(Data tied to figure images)
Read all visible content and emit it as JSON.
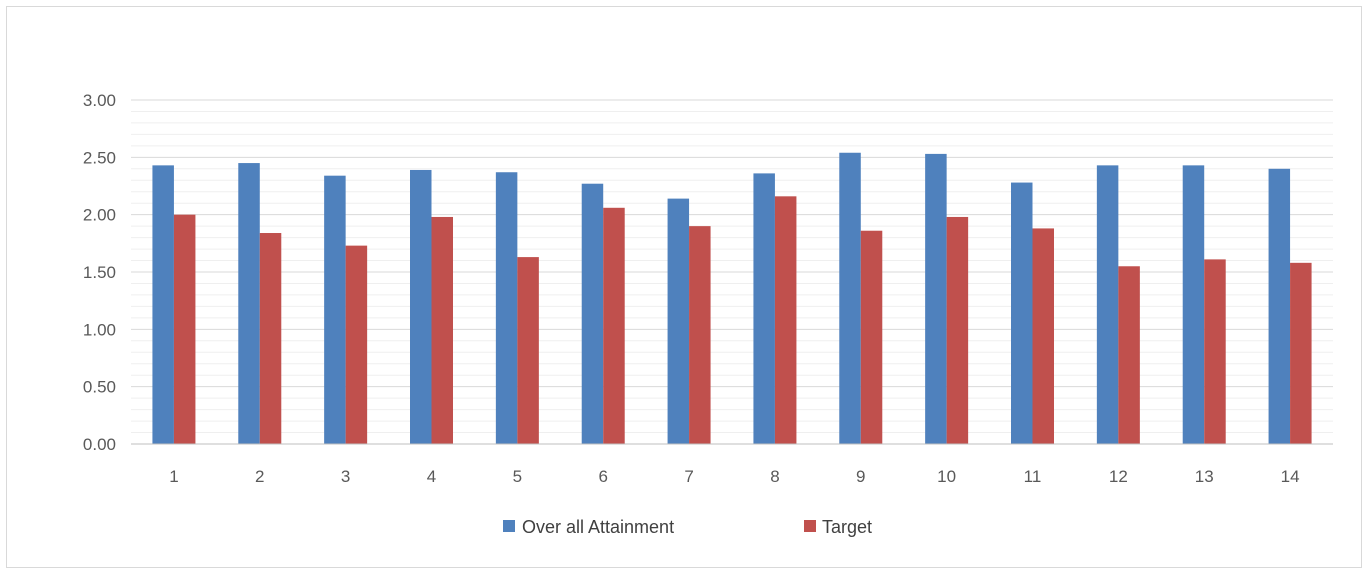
{
  "chart_data": {
    "type": "bar",
    "title": "",
    "xlabel": "",
    "ylabel": "",
    "categories": [
      "1",
      "2",
      "3",
      "4",
      "5",
      "6",
      "7",
      "8",
      "9",
      "10",
      "11",
      "12",
      "13",
      "14"
    ],
    "series": [
      {
        "name": "Over all Attainment",
        "color": "#4f81bd",
        "values": [
          2.43,
          2.45,
          2.34,
          2.39,
          2.37,
          2.27,
          2.14,
          2.36,
          2.54,
          2.53,
          2.28,
          2.43,
          2.43,
          2.4
        ]
      },
      {
        "name": "Target",
        "color": "#c0504d",
        "values": [
          2.0,
          1.84,
          1.73,
          1.98,
          1.63,
          2.06,
          1.9,
          2.16,
          1.86,
          1.98,
          1.88,
          1.55,
          1.61,
          1.58
        ]
      }
    ],
    "ylim": [
      0,
      3
    ],
    "yticks": [
      "0.00",
      "0.50",
      "1.00",
      "1.50",
      "2.00",
      "2.50",
      "3.00"
    ],
    "grid": true,
    "legend_position": "bottom"
  }
}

Exercise objective: Quote the records above exactly, leaving out any pictures.

Result for this task:
Read all visible content and emit it as JSON.
{
  "chart_data": {
    "type": "bar",
    "title": "",
    "xlabel": "",
    "ylabel": "",
    "categories": [
      "1",
      "2",
      "3",
      "4",
      "5",
      "6",
      "7",
      "8",
      "9",
      "10",
      "11",
      "12",
      "13",
      "14"
    ],
    "series": [
      {
        "name": "Over all Attainment",
        "color": "#4f81bd",
        "values": [
          2.43,
          2.45,
          2.34,
          2.39,
          2.37,
          2.27,
          2.14,
          2.36,
          2.54,
          2.53,
          2.28,
          2.43,
          2.43,
          2.4
        ]
      },
      {
        "name": "Target",
        "color": "#c0504d",
        "values": [
          2.0,
          1.84,
          1.73,
          1.98,
          1.63,
          2.06,
          1.9,
          2.16,
          1.86,
          1.98,
          1.88,
          1.55,
          1.61,
          1.58
        ]
      }
    ],
    "ylim": [
      0,
      3
    ],
    "yticks": [
      "0.00",
      "0.50",
      "1.00",
      "1.50",
      "2.00",
      "2.50",
      "3.00"
    ],
    "grid": true,
    "legend_position": "bottom"
  }
}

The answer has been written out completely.